**WHAT THE EXERCISE ASKS**
Extract each line where the string "向右平移" shows up.

**RECORDS FOR THIS TASK**
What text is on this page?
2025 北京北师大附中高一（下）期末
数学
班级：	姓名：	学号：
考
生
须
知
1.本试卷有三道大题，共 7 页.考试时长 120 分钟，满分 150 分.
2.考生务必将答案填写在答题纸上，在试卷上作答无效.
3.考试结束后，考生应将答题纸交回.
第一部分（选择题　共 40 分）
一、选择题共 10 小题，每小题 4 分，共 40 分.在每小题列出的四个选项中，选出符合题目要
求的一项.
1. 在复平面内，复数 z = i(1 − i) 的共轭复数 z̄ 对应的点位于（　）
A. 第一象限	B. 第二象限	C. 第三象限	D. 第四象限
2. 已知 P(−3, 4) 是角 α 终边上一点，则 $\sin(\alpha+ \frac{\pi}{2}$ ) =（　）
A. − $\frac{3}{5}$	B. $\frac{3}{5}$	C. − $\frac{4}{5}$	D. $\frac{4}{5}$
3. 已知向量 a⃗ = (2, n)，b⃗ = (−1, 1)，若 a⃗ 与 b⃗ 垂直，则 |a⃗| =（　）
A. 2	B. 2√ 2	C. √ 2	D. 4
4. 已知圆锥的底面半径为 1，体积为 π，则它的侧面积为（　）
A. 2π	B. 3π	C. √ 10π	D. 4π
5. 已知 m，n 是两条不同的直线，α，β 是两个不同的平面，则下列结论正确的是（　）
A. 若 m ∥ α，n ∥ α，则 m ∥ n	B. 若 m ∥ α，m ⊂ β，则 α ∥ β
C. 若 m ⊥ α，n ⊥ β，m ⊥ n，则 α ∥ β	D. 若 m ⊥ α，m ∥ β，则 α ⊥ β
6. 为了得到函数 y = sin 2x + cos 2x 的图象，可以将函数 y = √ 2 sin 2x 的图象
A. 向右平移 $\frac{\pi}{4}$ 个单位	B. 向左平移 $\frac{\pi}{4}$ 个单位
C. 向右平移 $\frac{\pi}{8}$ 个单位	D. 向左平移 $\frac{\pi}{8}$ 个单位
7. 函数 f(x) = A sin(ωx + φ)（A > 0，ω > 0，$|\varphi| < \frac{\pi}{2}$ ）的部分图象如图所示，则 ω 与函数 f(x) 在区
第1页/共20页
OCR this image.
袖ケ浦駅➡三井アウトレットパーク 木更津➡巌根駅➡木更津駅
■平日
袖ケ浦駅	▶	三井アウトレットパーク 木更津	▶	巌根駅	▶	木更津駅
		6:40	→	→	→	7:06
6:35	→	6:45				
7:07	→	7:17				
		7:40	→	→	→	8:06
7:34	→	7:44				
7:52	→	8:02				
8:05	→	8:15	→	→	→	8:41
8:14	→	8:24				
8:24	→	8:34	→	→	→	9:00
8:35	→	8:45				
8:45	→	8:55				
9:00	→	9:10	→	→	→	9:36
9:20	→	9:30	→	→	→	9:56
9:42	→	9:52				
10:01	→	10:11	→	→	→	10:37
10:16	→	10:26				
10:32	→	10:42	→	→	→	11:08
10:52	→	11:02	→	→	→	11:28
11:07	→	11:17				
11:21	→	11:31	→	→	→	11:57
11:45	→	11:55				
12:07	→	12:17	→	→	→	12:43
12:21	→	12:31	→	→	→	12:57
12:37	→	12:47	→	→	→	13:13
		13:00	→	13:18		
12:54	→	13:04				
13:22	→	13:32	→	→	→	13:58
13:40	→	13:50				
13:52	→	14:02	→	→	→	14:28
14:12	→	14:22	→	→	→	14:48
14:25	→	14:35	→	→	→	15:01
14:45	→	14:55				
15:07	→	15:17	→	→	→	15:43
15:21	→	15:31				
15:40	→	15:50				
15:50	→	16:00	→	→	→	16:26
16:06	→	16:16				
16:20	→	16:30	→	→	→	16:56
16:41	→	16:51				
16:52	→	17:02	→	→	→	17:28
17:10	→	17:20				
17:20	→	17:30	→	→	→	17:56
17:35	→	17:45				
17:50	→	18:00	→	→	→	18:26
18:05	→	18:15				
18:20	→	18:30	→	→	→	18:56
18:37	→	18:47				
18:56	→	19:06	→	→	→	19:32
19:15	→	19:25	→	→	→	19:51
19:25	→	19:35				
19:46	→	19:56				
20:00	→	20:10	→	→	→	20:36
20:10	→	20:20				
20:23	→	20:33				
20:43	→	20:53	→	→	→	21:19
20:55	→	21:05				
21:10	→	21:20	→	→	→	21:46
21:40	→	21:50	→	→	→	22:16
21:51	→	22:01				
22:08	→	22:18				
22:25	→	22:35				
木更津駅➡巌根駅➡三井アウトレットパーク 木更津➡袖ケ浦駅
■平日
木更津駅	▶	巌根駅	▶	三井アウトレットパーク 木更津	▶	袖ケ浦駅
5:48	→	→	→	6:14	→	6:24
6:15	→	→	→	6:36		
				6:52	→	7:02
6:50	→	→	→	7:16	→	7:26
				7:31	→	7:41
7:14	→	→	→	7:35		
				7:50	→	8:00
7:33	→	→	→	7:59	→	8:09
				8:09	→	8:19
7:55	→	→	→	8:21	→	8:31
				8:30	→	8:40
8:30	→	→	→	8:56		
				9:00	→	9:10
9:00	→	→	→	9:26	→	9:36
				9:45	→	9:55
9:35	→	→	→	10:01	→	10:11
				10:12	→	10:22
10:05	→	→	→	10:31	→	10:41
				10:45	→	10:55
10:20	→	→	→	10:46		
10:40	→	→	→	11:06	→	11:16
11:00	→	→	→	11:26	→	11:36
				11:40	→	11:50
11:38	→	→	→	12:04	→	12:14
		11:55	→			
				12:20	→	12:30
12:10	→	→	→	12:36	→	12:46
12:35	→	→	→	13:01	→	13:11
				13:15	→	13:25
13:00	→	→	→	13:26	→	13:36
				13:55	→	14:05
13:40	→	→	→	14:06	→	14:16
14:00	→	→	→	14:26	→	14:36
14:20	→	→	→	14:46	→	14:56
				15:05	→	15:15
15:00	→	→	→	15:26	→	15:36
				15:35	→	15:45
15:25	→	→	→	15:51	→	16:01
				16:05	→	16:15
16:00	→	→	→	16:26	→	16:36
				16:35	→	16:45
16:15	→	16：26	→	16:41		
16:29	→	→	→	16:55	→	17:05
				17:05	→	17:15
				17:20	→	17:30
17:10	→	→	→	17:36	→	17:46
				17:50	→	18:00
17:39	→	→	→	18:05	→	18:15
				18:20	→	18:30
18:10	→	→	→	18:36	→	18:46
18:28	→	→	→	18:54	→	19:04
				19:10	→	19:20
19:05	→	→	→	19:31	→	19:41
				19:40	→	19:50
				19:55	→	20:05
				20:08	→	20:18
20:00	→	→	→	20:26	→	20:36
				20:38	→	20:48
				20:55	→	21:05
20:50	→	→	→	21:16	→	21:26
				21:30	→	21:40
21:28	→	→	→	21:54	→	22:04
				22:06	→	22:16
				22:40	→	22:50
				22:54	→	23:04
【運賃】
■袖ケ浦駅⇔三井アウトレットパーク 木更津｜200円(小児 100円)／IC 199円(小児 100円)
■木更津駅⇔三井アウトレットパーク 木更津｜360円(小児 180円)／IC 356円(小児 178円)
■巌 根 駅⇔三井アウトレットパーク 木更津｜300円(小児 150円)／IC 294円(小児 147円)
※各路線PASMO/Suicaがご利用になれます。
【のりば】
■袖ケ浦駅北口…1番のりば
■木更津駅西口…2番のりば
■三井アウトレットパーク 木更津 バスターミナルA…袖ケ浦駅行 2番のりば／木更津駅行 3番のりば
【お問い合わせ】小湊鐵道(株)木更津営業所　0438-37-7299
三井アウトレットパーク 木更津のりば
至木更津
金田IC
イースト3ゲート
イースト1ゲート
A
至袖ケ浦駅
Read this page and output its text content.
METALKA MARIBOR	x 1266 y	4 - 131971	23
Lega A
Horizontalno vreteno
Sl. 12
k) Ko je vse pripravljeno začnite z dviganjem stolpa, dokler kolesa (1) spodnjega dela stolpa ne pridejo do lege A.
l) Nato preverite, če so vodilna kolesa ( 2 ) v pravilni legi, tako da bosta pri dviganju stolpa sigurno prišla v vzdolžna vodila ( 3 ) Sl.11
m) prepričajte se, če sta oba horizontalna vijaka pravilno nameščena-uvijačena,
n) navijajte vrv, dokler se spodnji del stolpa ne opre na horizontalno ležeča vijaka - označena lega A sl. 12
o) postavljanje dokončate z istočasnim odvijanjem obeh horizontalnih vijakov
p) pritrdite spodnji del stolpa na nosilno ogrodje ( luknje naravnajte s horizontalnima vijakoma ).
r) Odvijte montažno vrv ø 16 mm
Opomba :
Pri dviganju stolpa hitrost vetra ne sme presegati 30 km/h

**ANSWER BELOW**
A. 向右平移 $\frac{\pi}{4}$ 个单位	B. 向左平移 $\frac{\pi}{4}$ 个单位
C. 向右平移 $\frac{\pi}{8}$ 个单位	D. 向左平移 $\frac{\pi}{8}$ 个单位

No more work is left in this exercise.